** BEGIN Data section **

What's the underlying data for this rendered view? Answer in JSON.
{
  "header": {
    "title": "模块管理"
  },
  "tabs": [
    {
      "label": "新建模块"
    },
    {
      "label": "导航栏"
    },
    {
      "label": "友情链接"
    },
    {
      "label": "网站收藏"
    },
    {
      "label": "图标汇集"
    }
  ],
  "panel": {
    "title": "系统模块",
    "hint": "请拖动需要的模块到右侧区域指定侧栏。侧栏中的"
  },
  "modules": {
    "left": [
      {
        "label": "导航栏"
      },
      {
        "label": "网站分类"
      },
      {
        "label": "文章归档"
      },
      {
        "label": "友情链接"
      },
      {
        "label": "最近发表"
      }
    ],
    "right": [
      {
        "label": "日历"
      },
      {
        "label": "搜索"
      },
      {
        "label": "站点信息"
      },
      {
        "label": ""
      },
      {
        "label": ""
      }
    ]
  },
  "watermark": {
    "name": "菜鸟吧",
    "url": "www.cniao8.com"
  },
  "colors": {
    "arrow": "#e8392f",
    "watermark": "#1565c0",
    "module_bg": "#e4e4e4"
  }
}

** END Data section **
** BEGIN Data section **

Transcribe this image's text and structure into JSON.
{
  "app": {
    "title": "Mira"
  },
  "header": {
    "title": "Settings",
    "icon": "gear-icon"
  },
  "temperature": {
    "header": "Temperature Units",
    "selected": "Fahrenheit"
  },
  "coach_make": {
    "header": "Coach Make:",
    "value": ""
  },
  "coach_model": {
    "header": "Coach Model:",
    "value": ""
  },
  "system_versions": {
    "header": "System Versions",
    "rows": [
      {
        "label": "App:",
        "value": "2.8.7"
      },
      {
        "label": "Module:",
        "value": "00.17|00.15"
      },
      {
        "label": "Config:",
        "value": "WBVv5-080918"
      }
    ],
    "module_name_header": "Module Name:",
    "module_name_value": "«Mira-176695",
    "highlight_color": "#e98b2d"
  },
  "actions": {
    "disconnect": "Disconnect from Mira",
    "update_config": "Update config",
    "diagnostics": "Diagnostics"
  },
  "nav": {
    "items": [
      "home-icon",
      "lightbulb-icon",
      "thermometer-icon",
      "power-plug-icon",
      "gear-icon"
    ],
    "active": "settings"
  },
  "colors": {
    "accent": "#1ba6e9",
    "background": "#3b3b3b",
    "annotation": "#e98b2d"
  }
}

** END Data section **

*Exercise task*: Using the records above, pull out each line where the word "JSON" occurs.

*Result of this exercise*:
What's the underlying data for this rendered view? Answer in JSON.
Transcribe this image's text and structure into JSON.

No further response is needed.